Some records
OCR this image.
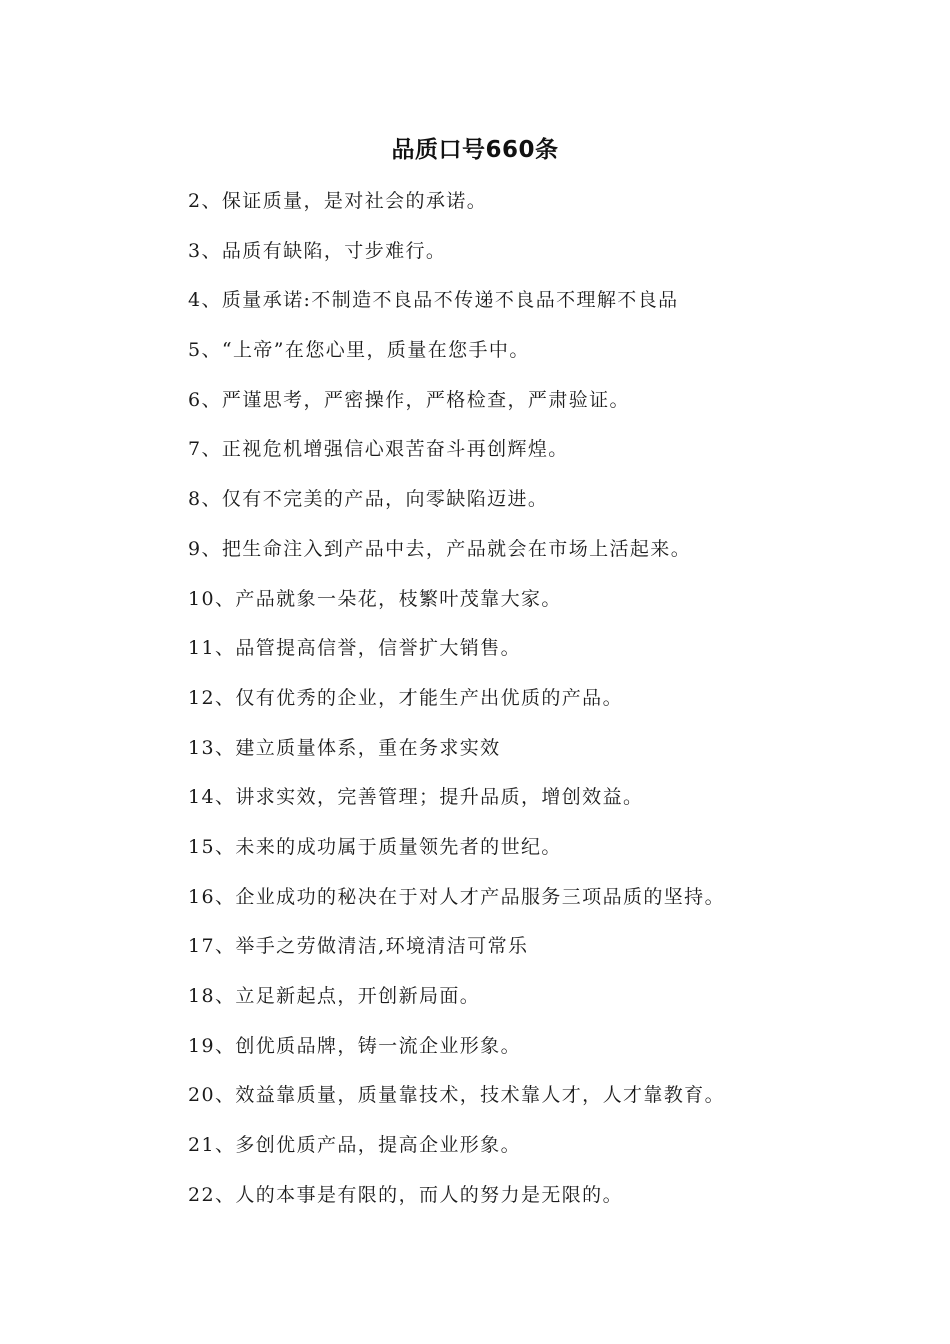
品质口号660条
2、保证质量，是对社会的承诺。
3、品质有缺陷，寸步难行。
4、质量承诺:不制造不良品不传递不良品不理解不良品
5、“上帝”在您心里，质量在您手中。
6、严谨思考，严密操作，严格检查，严肃验证。
7、正视危机增强信心艰苦奋斗再创辉煌。
8、仅有不完美的产品，向零缺陷迈进。
9、把生命注入到产品中去，产品就会在市场上活起来。
10、产品就象一朵花，枝繁叶茂靠大家。
11、品管提高信誉，信誉扩大销售。
12、仅有优秀的企业，才能生产出优质的产品。
13、建立质量体系，重在务求实效
14、讲求实效，完善管理；提升品质，增创效益。
15、未来的成功属于质量领先者的世纪。
16、企业成功的秘决在于对人才产品服务三项品质的坚持。
17、举手之劳做清洁,环境清洁可常乐
18、立足新起点，开创新局面。
19、创优质品牌，铸一流企业形象。
20、效益靠质量，质量靠技术，技术靠人才，人才靠教育。
21、多创优质产品，提高企业形象。
22、人的本事是有限的，而人的努力是无限的。
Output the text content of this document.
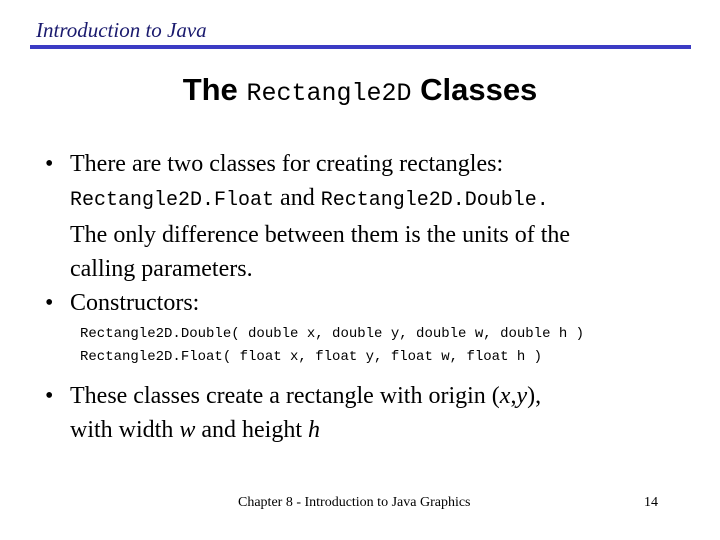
Introduction to Java
The Rectangle2D Classes
• There are two classes for creating rectangles:
Rectangle2D.Float and Rectangle2D.Double.
The only difference between them is the units of the
calling parameters.
• Constructors:
Rectangle2D.Double( double x, double y, double w, double h )
Rectangle2D.Float( float x, float y, float w, float h )
• These classes create a rectangle with origin (x,y),
with width w and height h
Chapter 8 - Introduction to Java Graphics	14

* Direction *
Copy every line of the listing containing the string "Double".

* The response *
Rectangle2D.Float and Rectangle2D.Double.
Rectangle2D.Double( double x, double y, double w, double h )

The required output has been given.